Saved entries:

________________________

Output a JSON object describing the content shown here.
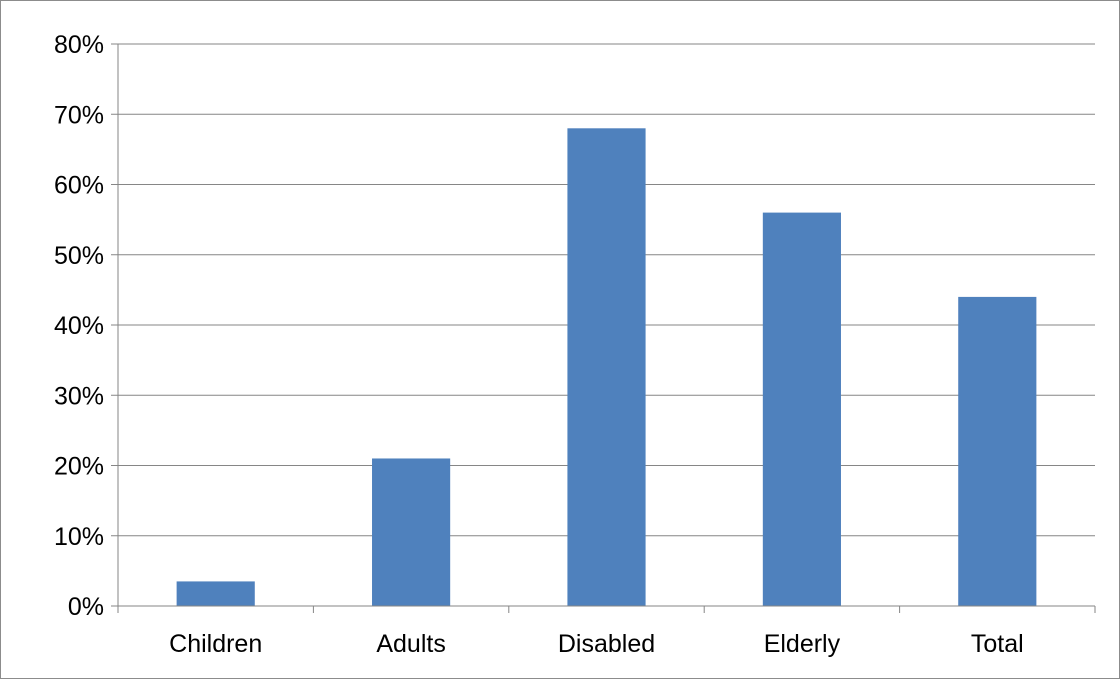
{
  "chart_data": {
    "type": "bar",
    "title": "",
    "xlabel": "",
    "ylabel": "",
    "categories": [
      "Children",
      "Adults",
      "Disabled",
      "Elderly",
      "Total"
    ],
    "values": [
      3.5,
      21,
      68,
      56,
      44
    ],
    "ylim": [
      0,
      80
    ],
    "yticks": [
      0,
      10,
      20,
      30,
      40,
      50,
      60,
      70,
      80
    ],
    "ytick_labels": [
      "0%",
      "10%",
      "20%",
      "30%",
      "40%",
      "50%",
      "60%",
      "70%",
      "80%"
    ],
    "grid": true,
    "legend": "none",
    "bar_color": "#4F81BD",
    "grid_color": "#868686",
    "axis_color": "#868686"
  }
}
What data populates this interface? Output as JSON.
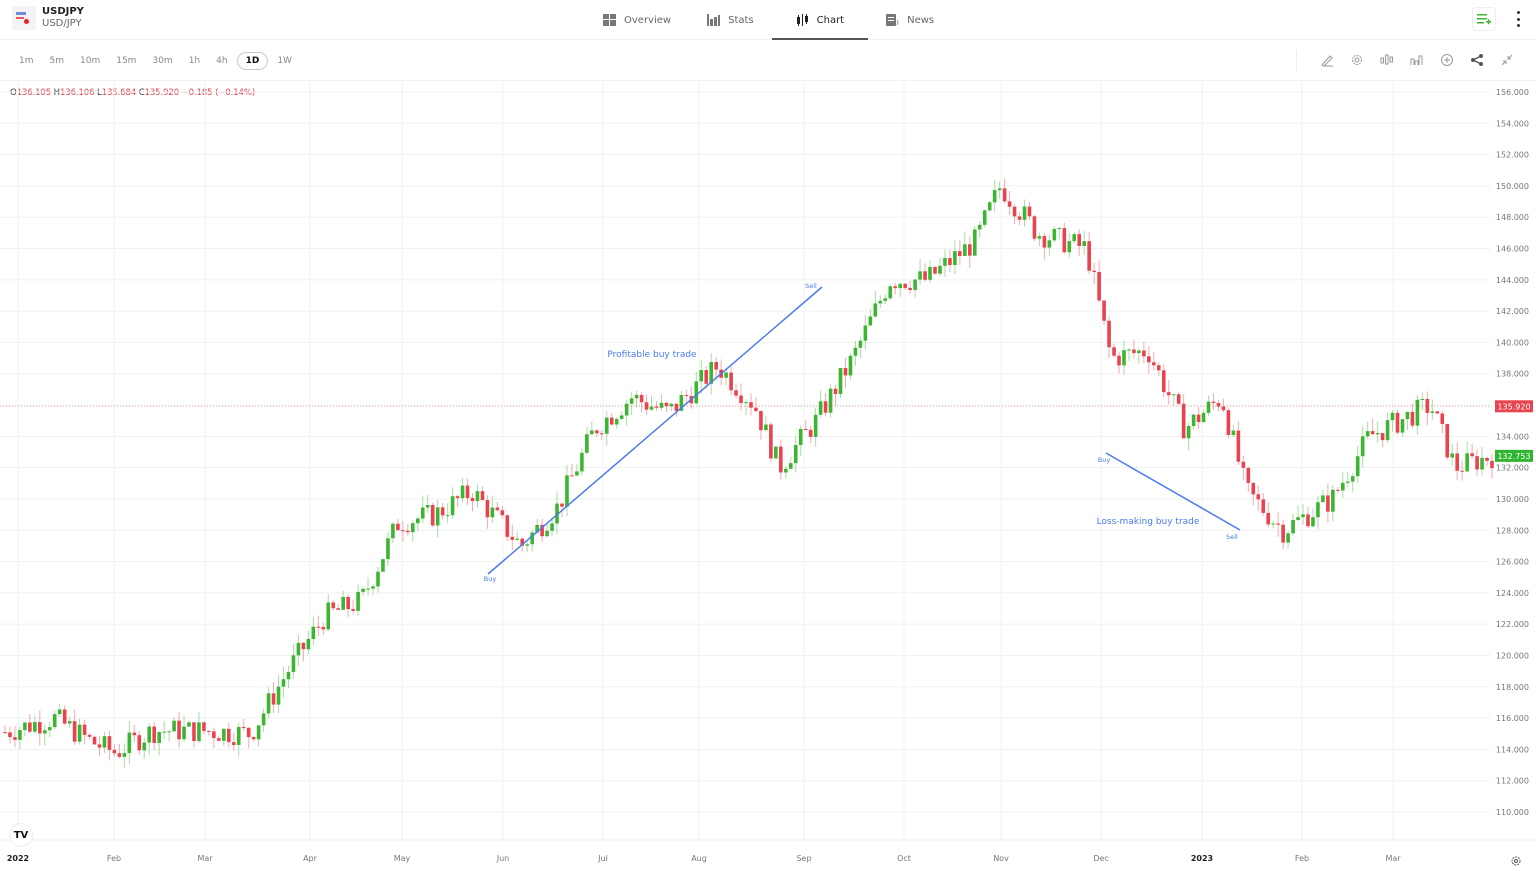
{
  "symbol": {
    "ticker": "USDJPY",
    "pair": "USD/JPY"
  },
  "nav": {
    "tabs": [
      {
        "label": "Overview",
        "icon": "grid-icon",
        "active": false
      },
      {
        "label": "Stats",
        "icon": "bar-stats-icon",
        "active": false
      },
      {
        "label": "Chart",
        "icon": "candles-icon",
        "active": true
      },
      {
        "label": "News",
        "icon": "news-icon",
        "active": false
      }
    ]
  },
  "timeframes": [
    "1m",
    "5m",
    "10m",
    "15m",
    "30m",
    "1h",
    "4h",
    "1D",
    "1W"
  ],
  "active_timeframe": "1D",
  "toolbar": [
    "draw-icon",
    "settings-icon",
    "indicators-icon",
    "chart-type-icon",
    "add-icon",
    "share-icon",
    "collapse-icon"
  ],
  "ohlc": {
    "o_label": "O",
    "o": "136.105",
    "h_label": "H",
    "h": "136.106",
    "l_label": "L",
    "l": "135.684",
    "c_label": "C",
    "c": "135.920",
    "change": "−0.185 (−0.14%)"
  },
  "price_labels": {
    "last": "135.920",
    "last_color": "#e8434f",
    "live": "132.753",
    "live_color": "#2fb52f"
  },
  "colors": {
    "up": "#3cb532",
    "down": "#e8434f",
    "annotation": "#4a7bef",
    "grid": "#f1f1f1"
  },
  "annotations": {
    "profitable": {
      "label": "Profitable buy trade",
      "buy_label": "Buy",
      "sell_label": "Sell"
    },
    "loss": {
      "label": "Loss-making buy trade",
      "buy_label": "Buy",
      "sell_label": "Sell"
    }
  },
  "chart_data": {
    "type": "candlestick",
    "title": "USDJPY daily",
    "y_ticks": [
      156,
      154,
      152,
      150,
      148,
      146,
      144,
      142,
      140,
      138,
      136,
      134,
      132,
      130,
      128,
      126,
      124,
      122,
      120,
      118,
      116,
      114,
      112,
      110
    ],
    "ylim": [
      110,
      156
    ],
    "x_ticks": [
      "2022",
      "Feb",
      "Mar",
      "Apr",
      "May",
      "Jun",
      "Jul",
      "Aug",
      "Sep",
      "Oct",
      "Nov",
      "Dec",
      "2023",
      "Feb",
      "Mar"
    ],
    "close_path": [
      [
        2022.0,
        115.1
      ],
      [
        2022.04,
        116.0
      ],
      [
        2022.07,
        114.5
      ],
      [
        2022.09,
        113.8
      ],
      [
        2022.12,
        115.2
      ],
      [
        2022.16,
        115.2
      ],
      [
        2022.2,
        115.0
      ],
      [
        2022.23,
        119.0
      ],
      [
        2022.26,
        122.5
      ],
      [
        2022.29,
        123.5
      ],
      [
        2022.32,
        128.5
      ],
      [
        2022.35,
        129.0
      ],
      [
        2022.38,
        130.5
      ],
      [
        2022.42,
        127.0
      ],
      [
        2022.45,
        129.5
      ],
      [
        2022.48,
        134.5
      ],
      [
        2022.51,
        136.5
      ],
      [
        2022.54,
        135.5
      ],
      [
        2022.58,
        138.5
      ],
      [
        2022.61,
        136.0
      ],
      [
        2022.63,
        132.0
      ],
      [
        2022.66,
        135.0
      ],
      [
        2022.69,
        139.0
      ],
      [
        2022.72,
        144.0
      ],
      [
        2022.75,
        144.0
      ],
      [
        2022.79,
        146.5
      ],
      [
        2022.81,
        150.0
      ],
      [
        2022.84,
        147.0
      ],
      [
        2022.88,
        146.0
      ],
      [
        2022.9,
        139.0
      ],
      [
        2022.93,
        139.5
      ],
      [
        2022.96,
        134.5
      ],
      [
        2022.99,
        136.5
      ],
      [
        2023.01,
        130.5
      ],
      [
        2023.04,
        128.0
      ],
      [
        2023.08,
        130.0
      ],
      [
        2023.11,
        134.0
      ],
      [
        2023.16,
        136.0
      ],
      [
        2023.18,
        132.0
      ],
      [
        2023.21,
        132.75
      ]
    ],
    "trades": [
      {
        "name": "Profitable buy trade",
        "buy": 126.7,
        "sell": 143.9
      },
      {
        "name": "Loss-making buy trade",
        "buy": 134.0,
        "sell": 129.2
      }
    ],
    "last_price": 135.92,
    "live_price": 132.753,
    "grid": true
  }
}
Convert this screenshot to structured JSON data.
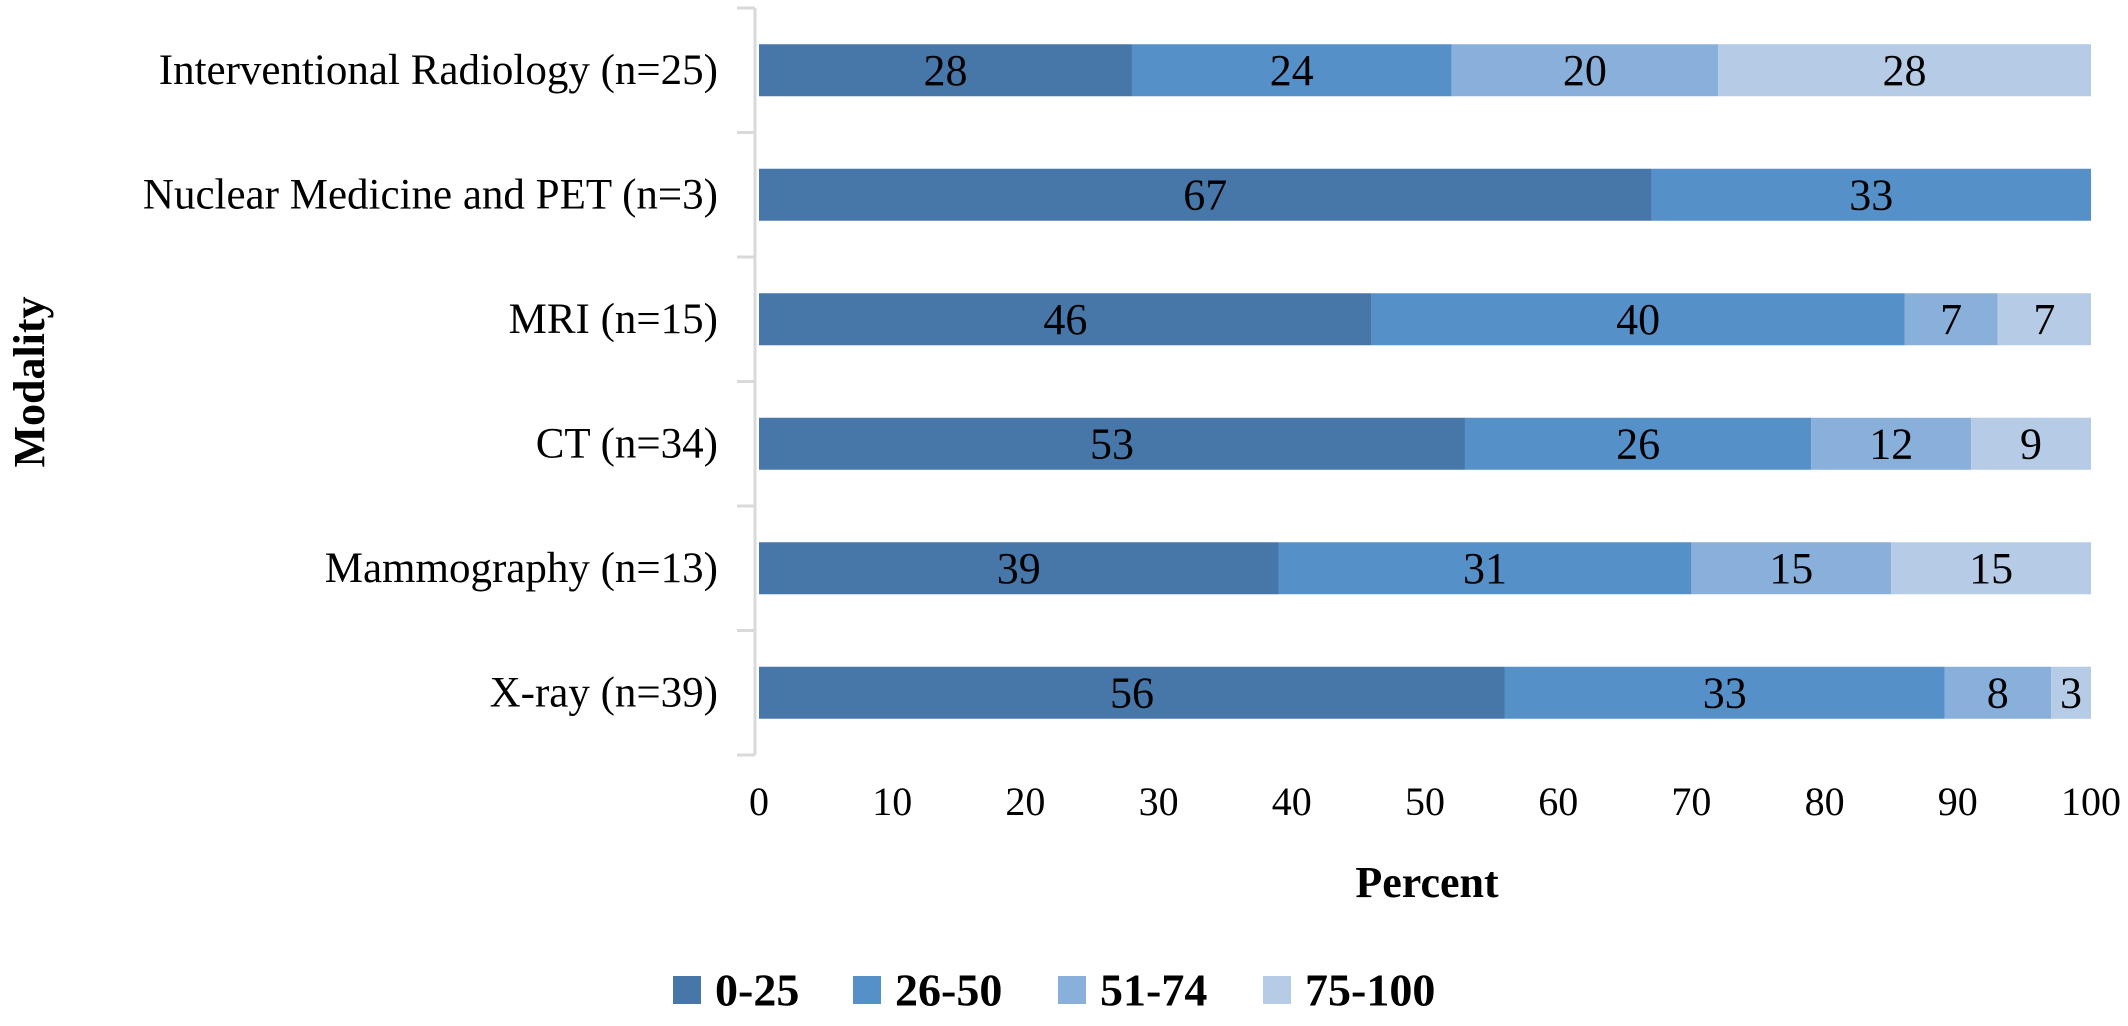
{
  "chart_data": {
    "type": "bar",
    "orientation": "horizontal",
    "stacked": true,
    "categories": [
      "Interventional Radiology (n=25)",
      "Nuclear Medicine and PET (n=3)",
      "MRI (n=15)",
      "CT (n=34)",
      "Mammography (n=13)",
      "X-ray (n=39)"
    ],
    "series": [
      {
        "name": "0-25",
        "color": "#4677a8",
        "values": [
          28,
          67,
          46,
          53,
          39,
          56
        ]
      },
      {
        "name": "26-50",
        "color": "#5690c8",
        "values": [
          24,
          33,
          40,
          26,
          31,
          33
        ]
      },
      {
        "name": "51-74",
        "color": "#89afdb",
        "values": [
          20,
          0,
          7,
          12,
          15,
          8
        ]
      },
      {
        "name": "75-100",
        "color": "#b6cbe6",
        "values": [
          28,
          0,
          7,
          9,
          15,
          3
        ]
      }
    ],
    "xlabel": "Percent",
    "ylabel": "Modality",
    "xlim": [
      0,
      100
    ],
    "xticks": [
      "0",
      "10",
      "20",
      "30",
      "40",
      "50",
      "60",
      "70",
      "80",
      "90",
      "100"
    ],
    "grid": false,
    "legend": "bottom"
  }
}
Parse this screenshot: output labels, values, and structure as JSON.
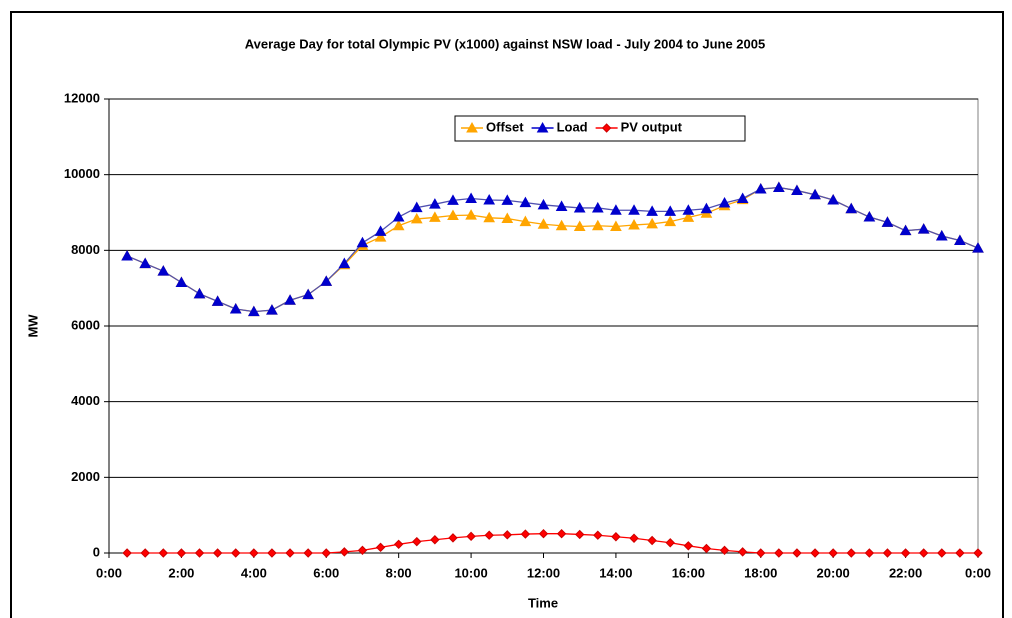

________________________

THE REQUEST :: Leave out the pictures and return every record word for word.

RESULT ::
Output a JSON object describing the content shown here.
{
  "chart_data": {
    "type": "bar",
    "title": "",
    "xlabel": "",
    "ylabel": "",
    "categories": [
      "Children",
      "Adults",
      "Disabled",
      "Elderly",
      "Total"
    ],
    "values": [
      3.5,
      21,
      68,
      56,
      44
    ],
    "ylim": [
      0,
      80
    ],
    "yticks": [
      0,
      10,
      20,
      30,
      40,
      50,
      60,
      70,
      80
    ],
    "ytick_labels": [
      "0%",
      "10%",
      "20%",
      "30%",
      "40%",
      "50%",
      "60%",
      "70%",
      "80%"
    ],
    "grid": true,
    "legend": "none",
    "bar_color": "#4F81BD",
    "grid_color": "#868686",
    "axis_color": "#868686"
  }
}
What data populates this interface? Output as JSON.
{
  "symbol": {
    "ticker": "USDJPY",
    "pair": "USD/JPY"
  },
  "nav": {
    "tabs": [
      {
        "label": "Overview",
        "icon": "grid-icon",
        "active": false
      },
      {
        "label": "Stats",
        "icon": "bar-stats-icon",
        "active": false
      },
      {
        "label": "Chart",
        "icon": "candles-icon",
        "active": true
      },
      {
        "label": "News",
        "icon": "news-icon",
        "active": false
      }
    ]
  },
  "timeframes": [
    "1m",
    "5m",
    "10m",
    "15m",
    "30m",
    "1h",
    "4h",
    "1D",
    "1W"
  ],
  "active_timeframe": "1D",
  "toolbar": [
    "draw-icon",
    "settings-icon",
    "indicators-icon",
    "chart-type-icon",
    "add-icon",
    "share-icon",
    "collapse-icon"
  ],
  "ohlc": {
    "o_label": "O",
    "o": "136.105",
    "h_label": "H",
    "h": "136.106",
    "l_label": "L",
    "l": "135.684",
    "c_label": "C",
    "c": "135.920",
    "change": "−0.185 (−0.14%)"
  },
  "price_labels": {
    "last": "135.920",
    "last_color": "#e8434f",
    "live": "132.753",
    "live_color": "#2fb52f"
  },
  "colors": {
    "up": "#3cb532",
    "down": "#e8434f",
    "annotation": "#4a7bef",
    "grid": "#f1f1f1"
  },
  "annotations": {
    "profitable": {
      "label": "Profitable buy trade",
      "buy_label": "Buy",
      "sell_label": "Sell"
    },
    "loss": {
      "label": "Loss-making buy trade",
      "buy_label": "Buy",
      "sell_label": "Sell"
    }
  },
  "chart_data": {
    "type": "candlestick",
    "title": "USDJPY daily",
    "y_ticks": [
      156,
      154,
      152,
      150,
      148,
      146,
      144,
      142,
      140,
      138,
      136,
      134,
      132,
      130,
      128,
      126,
      124,
      122,
      120,
      118,
      116,
      114,
      112,
      110
    ],
    "ylim": [
      110,
      156
    ],
    "x_ticks": [
      "2022",
      "Feb",
      "Mar",
      "Apr",
      "May",
      "Jun",
      "Jul",
      "Aug",
      "Sep",
      "Oct",
      "Nov",
      "Dec",
      "2023",
      "Feb",
      "Mar"
    ],
    "close_path": [
      [
        2022.0,
        115.1
      ],
      [
        2022.04,
        116.0
      ],
      [
        2022.07,
        114.5
      ],
      [
        2022.09,
        113.8
      ],
      [
        2022.12,
        115.2
      ],
      [
        2022.16,
        115.2
      ],
      [
        2022.2,
        115.0
      ],
      [
        2022.23,
        119.0
      ],
      [
        2022.26,
        122.5
      ],
      [
        2022.29,
        123.5
      ],
      [
        2022.32,
        128.5
      ],
      [
        2022.35,
        129.0
      ],
      [
        2022.38,
        130.5
      ],
      [
        2022.42,
        127.0
      ],
      [
        2022.45,
        129.5
      ],
      [
        2022.48,
        134.5
      ],
      [
        2022.51,
        136.5
      ],
      [
        2022.54,
        135.5
      ],
      [
        2022.58,
        138.5
      ],
      [
        2022.61,
        136.0
      ],
      [
        2022.63,
        132.0
      ],
      [
        2022.66,
        135.0
      ],
      [
        2022.69,
        139.0
      ],
      [
        2022.72,
        144.0
      ],
      [
        2022.75,
        144.0
      ],
      [
        2022.79,
        146.5
      ],
      [
        2022.81,
        150.0
      ],
      [
        2022.84,
        147.0
      ],
      [
        2022.88,
        146.0
      ],
      [
        2022.9,
        139.0
      ],
      [
        2022.93,
        139.5
      ],
      [
        2022.96,
        134.5
      ],
      [
        2022.99,
        136.5
      ],
      [
        2023.01,
        130.5
      ],
      [
        2023.04,
        128.0
      ],
      [
        2023.08,
        130.0
      ],
      [
        2023.11,
        134.0
      ],
      [
        2023.16,
        136.0
      ],
      [
        2023.18,
        132.0
      ],
      [
        2023.21,
        132.75
      ]
    ],
    "trades": [
      {
        "name": "Profitable buy trade",
        "buy": 126.7,
        "sell": 143.9
      },
      {
        "name": "Loss-making buy trade",
        "buy": 134.0,
        "sell": 129.2
      }
    ],
    "last_price": 135.92,
    "live_price": 132.753,
    "grid": true
  }
}
Convert this screenshot to structured JSON data.
{
  "chart_data": {
    "type": "bar",
    "orientation": "horizontal",
    "stacked": true,
    "categories": [
      "Interventional Radiology (n=25)",
      "Nuclear Medicine and PET (n=3)",
      "MRI (n=15)",
      "CT (n=34)",
      "Mammography (n=13)",
      "X-ray (n=39)"
    ],
    "series": [
      {
        "name": "0-25",
        "color": "#4677a8",
        "values": [
          28,
          67,
          46,
          53,
          39,
          56
        ]
      },
      {
        "name": "26-50",
        "color": "#5690c8",
        "values": [
          24,
          33,
          40,
          26,
          31,
          33
        ]
      },
      {
        "name": "51-74",
        "color": "#89afdb",
        "values": [
          20,
          0,
          7,
          12,
          15,
          8
        ]
      },
      {
        "name": "75-100",
        "color": "#b6cbe6",
        "values": [
          28,
          0,
          7,
          9,
          15,
          3
        ]
      }
    ],
    "xlabel": "Percent",
    "ylabel": "Modality",
    "xlim": [
      0,
      100
    ],
    "xticks": [
      "0",
      "10",
      "20",
      "30",
      "40",
      "50",
      "60",
      "70",
      "80",
      "90",
      "100"
    ],
    "grid": false,
    "legend": "bottom"
  }
}
Parse this screenshot: output labels, values, and structure as JSON.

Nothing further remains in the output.